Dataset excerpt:
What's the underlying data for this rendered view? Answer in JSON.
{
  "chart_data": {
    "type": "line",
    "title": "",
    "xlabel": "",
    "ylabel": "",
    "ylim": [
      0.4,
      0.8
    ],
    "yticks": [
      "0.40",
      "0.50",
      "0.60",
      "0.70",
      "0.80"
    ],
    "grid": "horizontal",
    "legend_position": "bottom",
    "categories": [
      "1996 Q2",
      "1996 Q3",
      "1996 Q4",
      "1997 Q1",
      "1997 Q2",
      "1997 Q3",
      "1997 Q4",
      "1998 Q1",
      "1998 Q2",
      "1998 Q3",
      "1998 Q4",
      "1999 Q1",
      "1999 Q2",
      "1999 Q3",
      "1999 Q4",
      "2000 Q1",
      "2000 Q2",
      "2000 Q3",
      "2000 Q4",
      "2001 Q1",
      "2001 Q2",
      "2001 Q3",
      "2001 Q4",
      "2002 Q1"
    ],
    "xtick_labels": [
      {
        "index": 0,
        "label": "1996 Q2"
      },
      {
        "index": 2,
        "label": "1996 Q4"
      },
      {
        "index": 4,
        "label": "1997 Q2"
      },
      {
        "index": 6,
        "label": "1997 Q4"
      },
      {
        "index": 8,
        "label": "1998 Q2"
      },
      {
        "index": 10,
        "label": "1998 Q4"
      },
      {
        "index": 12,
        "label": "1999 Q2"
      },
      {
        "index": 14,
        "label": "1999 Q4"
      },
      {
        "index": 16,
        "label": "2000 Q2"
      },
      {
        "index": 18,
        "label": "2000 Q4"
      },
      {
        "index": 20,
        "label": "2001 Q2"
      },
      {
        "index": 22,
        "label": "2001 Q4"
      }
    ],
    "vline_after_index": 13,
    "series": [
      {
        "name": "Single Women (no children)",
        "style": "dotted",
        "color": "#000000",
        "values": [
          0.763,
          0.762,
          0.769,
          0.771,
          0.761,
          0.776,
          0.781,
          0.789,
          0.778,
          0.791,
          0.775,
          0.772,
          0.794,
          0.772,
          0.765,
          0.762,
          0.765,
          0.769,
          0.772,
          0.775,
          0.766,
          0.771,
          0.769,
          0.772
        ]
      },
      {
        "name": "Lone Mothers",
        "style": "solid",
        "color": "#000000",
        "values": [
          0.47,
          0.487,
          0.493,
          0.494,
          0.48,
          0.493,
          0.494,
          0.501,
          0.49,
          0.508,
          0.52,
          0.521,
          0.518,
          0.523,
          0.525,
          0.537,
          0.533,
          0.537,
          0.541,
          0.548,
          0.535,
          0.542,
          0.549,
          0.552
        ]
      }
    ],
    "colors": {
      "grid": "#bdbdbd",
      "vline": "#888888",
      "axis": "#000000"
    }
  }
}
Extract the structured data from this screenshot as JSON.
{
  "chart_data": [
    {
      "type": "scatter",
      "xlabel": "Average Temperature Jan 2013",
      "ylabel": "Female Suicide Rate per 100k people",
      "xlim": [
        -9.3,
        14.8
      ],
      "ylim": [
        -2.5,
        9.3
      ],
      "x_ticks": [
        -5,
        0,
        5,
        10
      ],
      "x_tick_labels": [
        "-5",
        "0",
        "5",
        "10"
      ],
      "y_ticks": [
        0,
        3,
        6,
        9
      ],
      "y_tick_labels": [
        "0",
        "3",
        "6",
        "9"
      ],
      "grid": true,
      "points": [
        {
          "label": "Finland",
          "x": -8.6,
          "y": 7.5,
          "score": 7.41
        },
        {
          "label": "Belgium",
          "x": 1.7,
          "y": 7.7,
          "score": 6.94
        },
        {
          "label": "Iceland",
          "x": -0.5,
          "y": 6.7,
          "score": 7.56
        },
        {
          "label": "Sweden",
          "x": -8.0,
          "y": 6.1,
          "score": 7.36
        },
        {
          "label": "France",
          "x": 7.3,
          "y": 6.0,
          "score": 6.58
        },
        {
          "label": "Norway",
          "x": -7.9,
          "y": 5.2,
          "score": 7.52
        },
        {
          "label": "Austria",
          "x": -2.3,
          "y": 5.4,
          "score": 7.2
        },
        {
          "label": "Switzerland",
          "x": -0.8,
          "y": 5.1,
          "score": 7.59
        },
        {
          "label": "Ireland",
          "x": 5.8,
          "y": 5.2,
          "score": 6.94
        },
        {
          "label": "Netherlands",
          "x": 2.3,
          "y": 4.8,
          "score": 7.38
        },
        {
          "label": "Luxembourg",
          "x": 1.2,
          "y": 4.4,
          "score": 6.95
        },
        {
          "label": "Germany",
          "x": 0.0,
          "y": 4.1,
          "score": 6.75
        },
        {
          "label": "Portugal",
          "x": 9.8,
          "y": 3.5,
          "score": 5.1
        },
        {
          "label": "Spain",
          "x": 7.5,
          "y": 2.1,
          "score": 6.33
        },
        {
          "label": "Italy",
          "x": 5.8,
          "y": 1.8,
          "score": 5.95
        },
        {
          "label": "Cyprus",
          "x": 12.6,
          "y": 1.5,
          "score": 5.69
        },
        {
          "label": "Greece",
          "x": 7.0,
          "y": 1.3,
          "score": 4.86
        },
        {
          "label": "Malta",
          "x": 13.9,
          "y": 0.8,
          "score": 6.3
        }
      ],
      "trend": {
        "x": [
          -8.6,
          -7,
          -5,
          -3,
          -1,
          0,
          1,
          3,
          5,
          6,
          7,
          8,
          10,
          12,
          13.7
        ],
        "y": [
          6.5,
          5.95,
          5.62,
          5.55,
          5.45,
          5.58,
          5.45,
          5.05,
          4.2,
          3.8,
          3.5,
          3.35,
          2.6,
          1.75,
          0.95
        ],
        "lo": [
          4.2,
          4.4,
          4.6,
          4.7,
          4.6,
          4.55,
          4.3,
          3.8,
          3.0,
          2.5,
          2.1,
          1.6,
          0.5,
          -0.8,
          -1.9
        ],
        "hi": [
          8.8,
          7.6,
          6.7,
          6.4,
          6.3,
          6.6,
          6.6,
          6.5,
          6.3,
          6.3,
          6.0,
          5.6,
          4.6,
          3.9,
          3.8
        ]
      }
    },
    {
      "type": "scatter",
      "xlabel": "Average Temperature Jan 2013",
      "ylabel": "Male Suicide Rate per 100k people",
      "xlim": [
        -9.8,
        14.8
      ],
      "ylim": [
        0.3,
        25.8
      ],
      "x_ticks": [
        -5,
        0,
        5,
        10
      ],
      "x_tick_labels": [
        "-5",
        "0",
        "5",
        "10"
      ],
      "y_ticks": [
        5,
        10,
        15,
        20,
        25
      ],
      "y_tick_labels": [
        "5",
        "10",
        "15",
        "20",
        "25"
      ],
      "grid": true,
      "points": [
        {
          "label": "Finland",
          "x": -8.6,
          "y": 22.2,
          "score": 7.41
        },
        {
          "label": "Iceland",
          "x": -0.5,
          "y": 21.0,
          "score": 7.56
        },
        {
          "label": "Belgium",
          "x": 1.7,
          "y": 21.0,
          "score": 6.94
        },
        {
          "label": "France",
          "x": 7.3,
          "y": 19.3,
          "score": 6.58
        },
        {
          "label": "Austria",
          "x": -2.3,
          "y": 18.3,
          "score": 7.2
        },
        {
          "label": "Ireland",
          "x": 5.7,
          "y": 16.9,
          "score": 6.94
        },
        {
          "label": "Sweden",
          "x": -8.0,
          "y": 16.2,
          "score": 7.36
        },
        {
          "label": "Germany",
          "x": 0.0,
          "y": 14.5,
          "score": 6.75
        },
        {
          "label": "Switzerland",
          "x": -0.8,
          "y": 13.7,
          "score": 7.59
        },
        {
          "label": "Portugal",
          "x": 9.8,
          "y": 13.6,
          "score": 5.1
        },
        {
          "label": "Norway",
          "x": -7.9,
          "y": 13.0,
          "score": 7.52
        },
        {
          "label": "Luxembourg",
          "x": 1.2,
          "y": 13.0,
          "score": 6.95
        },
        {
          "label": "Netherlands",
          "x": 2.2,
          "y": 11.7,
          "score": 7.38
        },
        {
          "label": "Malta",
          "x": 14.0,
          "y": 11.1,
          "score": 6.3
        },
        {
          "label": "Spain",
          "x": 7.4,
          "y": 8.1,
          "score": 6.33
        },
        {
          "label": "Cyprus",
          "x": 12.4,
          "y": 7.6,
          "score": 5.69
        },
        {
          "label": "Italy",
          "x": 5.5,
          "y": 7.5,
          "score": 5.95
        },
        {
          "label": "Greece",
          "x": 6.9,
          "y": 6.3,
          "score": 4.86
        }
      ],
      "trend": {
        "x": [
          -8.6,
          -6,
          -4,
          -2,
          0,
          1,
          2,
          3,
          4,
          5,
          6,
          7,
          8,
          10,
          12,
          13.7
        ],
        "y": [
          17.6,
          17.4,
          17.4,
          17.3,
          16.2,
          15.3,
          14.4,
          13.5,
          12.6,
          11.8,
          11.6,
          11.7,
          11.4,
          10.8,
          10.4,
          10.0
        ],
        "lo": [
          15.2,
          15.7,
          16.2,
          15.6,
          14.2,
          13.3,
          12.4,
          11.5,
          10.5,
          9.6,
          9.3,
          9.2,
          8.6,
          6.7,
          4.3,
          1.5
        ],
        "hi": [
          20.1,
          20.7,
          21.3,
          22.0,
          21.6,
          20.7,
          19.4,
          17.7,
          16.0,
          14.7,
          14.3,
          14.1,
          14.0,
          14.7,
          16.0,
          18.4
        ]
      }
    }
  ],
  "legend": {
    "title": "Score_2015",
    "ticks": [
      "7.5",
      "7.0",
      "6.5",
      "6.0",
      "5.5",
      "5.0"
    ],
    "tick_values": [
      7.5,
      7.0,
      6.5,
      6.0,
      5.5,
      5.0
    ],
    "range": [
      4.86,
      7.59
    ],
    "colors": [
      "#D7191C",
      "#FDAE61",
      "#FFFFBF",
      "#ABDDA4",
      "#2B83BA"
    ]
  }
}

Task to complete - Copy every line of the records above that contains "name".

Written solution -
        "name": "Single Women (no children)",
        "name": "Lone Mothers",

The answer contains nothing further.